— WHAT THE TASK ASKS —
Reproduce the records below exactly as they appear.

— INFORMATION PROVIDED —
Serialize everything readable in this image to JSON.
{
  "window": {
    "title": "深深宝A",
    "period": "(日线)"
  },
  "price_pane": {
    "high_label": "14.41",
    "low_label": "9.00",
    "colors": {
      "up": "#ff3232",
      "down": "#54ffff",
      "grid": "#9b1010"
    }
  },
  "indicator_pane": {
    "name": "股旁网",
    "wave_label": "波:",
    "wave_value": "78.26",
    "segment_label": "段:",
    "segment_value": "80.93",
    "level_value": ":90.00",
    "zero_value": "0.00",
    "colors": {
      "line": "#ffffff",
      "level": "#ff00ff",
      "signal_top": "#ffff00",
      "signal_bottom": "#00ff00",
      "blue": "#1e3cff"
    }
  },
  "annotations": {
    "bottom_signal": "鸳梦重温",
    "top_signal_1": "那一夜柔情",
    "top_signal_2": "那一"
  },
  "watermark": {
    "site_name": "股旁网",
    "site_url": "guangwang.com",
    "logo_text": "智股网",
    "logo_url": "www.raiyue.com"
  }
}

— FULL SOLUTION —
Serialize everything readable in this image to JSON.
{
  "window": {
    "title": "深深宝A",
    "period": "(日线)"
  },
  "price_pane": {
    "high_label": "14.41",
    "low_label": "9.00",
    "colors": {
      "up": "#ff3232",
      "down": "#54ffff",
      "grid": "#9b1010"
    }
  },
  "indicator_pane": {
    "name": "股旁网",
    "wave_label": "波:",
    "wave_value": "78.26",
    "segment_label": "段:",
    "segment_value": "80.93",
    "level_value": ":90.00",
    "zero_value": "0.00",
    "colors": {
      "line": "#ffffff",
      "level": "#ff00ff",
      "signal_top": "#ffff00",
      "signal_bottom": "#00ff00",
      "blue": "#1e3cff"
    }
  },
  "annotations": {
    "bottom_signal": "鸳梦重温",
    "top_signal_1": "那一夜柔情",
    "top_signal_2": "那一"
  },
  "watermark": {
    "site_name": "股旁网",
    "site_url": "guangwang.com",
    "logo_text": "智股网",
    "logo_url": "www.raiyue.com"
  }
}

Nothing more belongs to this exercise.